Locate the string "加强国家标准" in the listing below. Copy every line where it is found.
--------------------------------
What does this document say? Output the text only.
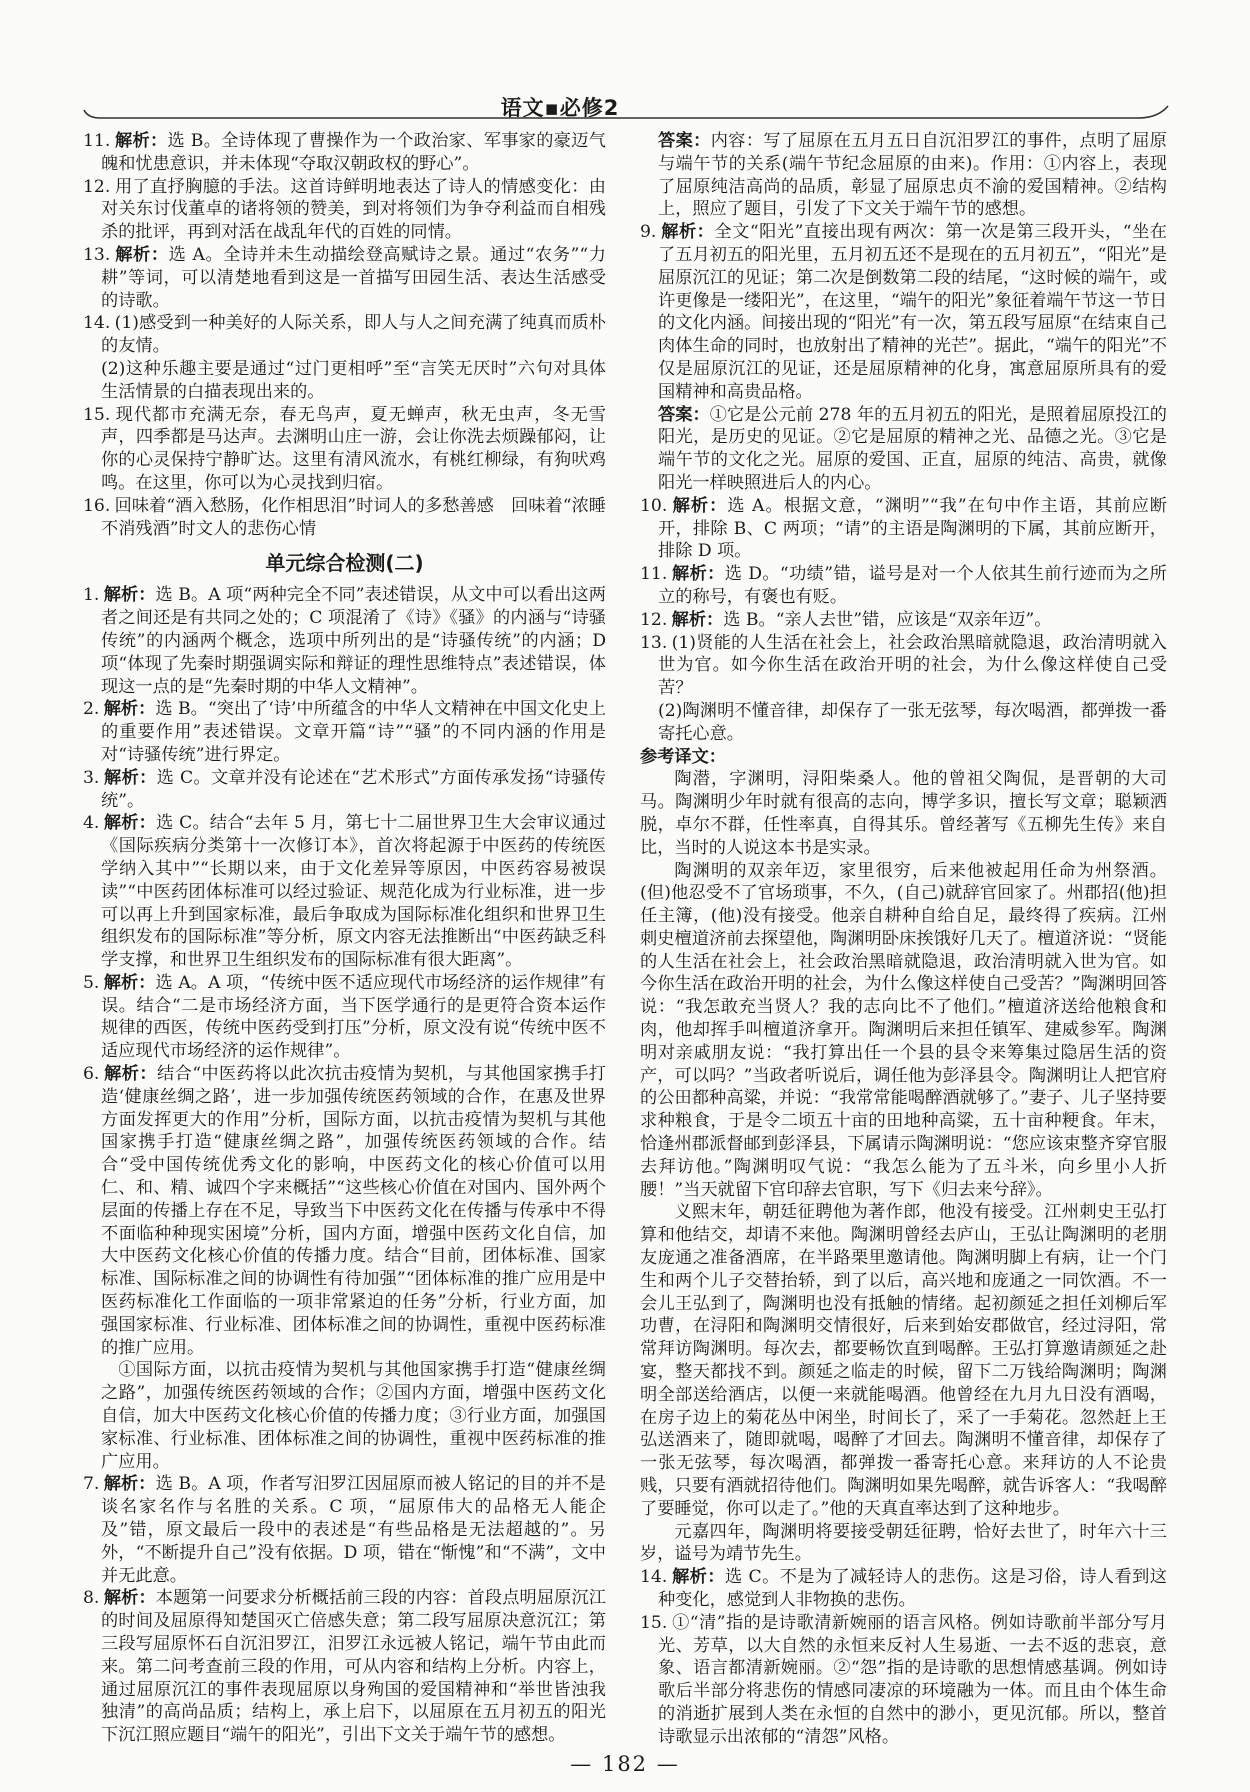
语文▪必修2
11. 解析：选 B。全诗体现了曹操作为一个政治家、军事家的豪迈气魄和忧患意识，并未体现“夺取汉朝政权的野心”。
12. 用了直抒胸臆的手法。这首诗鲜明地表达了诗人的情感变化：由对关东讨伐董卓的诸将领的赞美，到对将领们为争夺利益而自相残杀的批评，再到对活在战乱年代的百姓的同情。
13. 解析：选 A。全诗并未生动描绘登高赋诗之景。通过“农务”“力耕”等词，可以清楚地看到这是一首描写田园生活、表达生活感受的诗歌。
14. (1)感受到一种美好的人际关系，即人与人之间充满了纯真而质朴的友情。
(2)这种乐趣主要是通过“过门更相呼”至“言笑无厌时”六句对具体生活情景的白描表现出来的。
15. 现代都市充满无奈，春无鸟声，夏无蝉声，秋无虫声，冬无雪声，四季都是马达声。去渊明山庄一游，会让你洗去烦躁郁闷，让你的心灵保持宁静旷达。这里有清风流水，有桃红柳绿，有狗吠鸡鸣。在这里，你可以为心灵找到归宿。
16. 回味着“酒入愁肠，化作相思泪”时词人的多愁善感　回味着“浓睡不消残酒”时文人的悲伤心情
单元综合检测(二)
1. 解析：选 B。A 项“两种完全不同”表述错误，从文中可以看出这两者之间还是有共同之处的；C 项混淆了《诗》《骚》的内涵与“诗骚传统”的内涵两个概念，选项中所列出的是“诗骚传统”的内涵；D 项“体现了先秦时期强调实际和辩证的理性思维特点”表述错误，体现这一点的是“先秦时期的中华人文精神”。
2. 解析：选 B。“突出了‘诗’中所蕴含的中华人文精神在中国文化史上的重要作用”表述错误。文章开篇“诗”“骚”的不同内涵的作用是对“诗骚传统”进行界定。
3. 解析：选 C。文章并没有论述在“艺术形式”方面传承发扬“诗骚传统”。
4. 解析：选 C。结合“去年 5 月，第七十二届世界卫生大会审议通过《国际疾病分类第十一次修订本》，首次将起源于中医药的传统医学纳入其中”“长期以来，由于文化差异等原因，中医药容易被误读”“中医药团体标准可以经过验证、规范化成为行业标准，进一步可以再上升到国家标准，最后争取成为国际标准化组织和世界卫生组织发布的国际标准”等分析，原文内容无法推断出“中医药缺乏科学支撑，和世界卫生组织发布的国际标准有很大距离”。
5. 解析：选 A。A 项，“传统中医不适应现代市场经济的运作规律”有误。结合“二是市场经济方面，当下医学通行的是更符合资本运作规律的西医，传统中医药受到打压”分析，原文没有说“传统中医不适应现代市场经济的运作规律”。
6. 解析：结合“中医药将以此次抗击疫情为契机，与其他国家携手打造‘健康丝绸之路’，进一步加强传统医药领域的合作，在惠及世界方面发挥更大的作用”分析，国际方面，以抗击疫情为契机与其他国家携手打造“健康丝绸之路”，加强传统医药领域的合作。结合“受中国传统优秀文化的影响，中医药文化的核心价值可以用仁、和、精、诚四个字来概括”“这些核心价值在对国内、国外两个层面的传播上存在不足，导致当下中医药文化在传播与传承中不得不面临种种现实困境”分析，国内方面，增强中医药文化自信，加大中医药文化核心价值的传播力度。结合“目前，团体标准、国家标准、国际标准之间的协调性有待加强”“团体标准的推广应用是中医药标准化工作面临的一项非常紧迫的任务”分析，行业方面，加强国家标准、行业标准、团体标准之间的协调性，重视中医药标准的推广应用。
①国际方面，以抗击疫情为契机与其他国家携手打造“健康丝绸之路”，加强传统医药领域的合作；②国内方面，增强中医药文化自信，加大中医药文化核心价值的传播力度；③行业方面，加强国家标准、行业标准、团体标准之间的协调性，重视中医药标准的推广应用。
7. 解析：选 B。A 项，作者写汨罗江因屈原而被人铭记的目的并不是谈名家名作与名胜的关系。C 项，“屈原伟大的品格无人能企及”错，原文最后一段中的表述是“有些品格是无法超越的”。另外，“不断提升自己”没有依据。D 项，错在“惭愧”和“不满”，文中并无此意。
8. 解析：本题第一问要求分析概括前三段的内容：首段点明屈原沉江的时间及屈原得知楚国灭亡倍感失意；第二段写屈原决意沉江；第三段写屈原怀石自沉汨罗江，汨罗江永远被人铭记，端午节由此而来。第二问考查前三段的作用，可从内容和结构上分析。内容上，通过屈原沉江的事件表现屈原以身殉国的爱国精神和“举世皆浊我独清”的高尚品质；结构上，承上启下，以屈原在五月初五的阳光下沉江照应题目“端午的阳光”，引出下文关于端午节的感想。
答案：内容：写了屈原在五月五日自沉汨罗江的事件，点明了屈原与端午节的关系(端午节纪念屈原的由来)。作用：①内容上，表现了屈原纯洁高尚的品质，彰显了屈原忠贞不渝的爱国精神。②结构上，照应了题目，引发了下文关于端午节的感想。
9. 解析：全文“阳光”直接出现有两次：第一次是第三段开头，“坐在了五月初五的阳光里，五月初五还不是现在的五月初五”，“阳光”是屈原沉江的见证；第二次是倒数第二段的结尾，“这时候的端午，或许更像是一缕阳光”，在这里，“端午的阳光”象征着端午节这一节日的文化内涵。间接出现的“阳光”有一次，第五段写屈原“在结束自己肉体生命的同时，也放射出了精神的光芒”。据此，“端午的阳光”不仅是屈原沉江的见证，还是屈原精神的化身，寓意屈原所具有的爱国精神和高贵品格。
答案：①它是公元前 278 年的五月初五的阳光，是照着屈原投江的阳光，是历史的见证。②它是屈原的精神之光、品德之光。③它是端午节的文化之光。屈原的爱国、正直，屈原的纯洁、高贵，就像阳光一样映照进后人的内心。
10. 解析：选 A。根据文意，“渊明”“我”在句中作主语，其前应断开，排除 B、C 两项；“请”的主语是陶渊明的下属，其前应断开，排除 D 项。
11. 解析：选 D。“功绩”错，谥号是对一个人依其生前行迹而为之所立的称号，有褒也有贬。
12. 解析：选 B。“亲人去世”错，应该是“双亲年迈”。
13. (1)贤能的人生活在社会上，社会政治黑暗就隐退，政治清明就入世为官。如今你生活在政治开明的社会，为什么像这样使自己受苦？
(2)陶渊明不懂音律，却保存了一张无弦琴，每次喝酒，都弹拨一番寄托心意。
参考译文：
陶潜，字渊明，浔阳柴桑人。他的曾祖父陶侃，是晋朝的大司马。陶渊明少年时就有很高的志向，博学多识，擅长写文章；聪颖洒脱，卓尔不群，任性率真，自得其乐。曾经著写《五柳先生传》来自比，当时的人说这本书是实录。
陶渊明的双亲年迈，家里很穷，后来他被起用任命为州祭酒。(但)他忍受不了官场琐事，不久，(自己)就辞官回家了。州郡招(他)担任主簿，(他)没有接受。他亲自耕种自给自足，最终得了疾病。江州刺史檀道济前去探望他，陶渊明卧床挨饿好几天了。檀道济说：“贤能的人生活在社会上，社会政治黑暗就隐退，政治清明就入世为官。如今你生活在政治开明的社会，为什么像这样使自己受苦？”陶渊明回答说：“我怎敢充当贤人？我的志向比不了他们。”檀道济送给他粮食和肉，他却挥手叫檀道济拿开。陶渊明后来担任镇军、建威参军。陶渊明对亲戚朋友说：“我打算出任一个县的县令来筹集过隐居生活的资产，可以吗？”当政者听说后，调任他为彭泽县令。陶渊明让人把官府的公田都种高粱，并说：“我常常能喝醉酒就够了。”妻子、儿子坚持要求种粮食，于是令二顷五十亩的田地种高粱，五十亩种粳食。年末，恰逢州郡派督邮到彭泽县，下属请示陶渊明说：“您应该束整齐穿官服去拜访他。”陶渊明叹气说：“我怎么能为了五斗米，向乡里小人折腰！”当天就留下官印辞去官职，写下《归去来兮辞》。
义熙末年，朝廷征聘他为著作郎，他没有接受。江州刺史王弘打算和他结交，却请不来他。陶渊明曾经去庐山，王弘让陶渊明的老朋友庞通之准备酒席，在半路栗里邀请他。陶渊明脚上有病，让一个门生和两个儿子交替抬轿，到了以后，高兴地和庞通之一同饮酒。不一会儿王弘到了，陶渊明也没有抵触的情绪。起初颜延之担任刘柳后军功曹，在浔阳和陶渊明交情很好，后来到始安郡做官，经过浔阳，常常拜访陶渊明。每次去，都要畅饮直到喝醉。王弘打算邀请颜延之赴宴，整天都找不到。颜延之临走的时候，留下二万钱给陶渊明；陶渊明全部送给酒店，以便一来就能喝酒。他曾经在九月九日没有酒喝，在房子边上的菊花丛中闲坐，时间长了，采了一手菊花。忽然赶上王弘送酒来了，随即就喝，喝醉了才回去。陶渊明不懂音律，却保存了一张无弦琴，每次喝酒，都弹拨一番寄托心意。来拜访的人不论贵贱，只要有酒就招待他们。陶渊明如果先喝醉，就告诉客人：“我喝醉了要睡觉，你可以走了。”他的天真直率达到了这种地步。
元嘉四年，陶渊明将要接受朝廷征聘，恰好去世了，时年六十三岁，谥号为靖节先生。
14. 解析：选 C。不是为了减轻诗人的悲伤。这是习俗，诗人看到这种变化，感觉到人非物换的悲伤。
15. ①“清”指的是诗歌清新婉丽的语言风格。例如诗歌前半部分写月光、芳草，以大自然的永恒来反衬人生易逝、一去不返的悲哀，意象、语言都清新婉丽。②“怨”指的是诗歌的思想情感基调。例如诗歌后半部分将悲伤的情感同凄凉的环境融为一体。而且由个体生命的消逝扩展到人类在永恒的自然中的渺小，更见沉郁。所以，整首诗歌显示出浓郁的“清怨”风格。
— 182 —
--------------------------------
__SOLUTION FOR THIS TASK__
6. 解析：结合“中医药将以此次抗击疫情为契机，与其他国家携手打造‘健康丝绸之路’，进一步加强传统医药领域的合作，在惠及世界方面发挥更大的作用”分析，国际方面，以抗击疫情为契机与其他国家携手打造“健康丝绸之路”，加强传统医药领域的合作。结合“受中国传统优秀文化的影响，中医药文化的核心价值可以用仁、和、精、诚四个字来概括”“这些核心价值在对国内、国外两个层面的传播上存在不足，导致当下中医药文化在传播与传承中不得不面临种种现实困境”分析，国内方面，增强中医药文化自信，加大中医药文化核心价值的传播力度。结合“目前，团体标准、国家标准、国际标准之间的协调性有待加强”“团体标准的推广应用是中医药标准化工作面临的一项非常紧迫的任务”分析，行业方面，加强国家标准、行业标准、团体标准之间的协调性，重视中医药标准的推广应用。
①国际方面，以抗击疫情为契机与其他国家携手打造“健康丝绸之路”，加强传统医药领域的合作；②国内方面，增强中医药文化自信，加大中医药文化核心价值的传播力度；③行业方面，加强国家标准、行业标准、团体标准之间的协调性，重视中医药标准的推广应用。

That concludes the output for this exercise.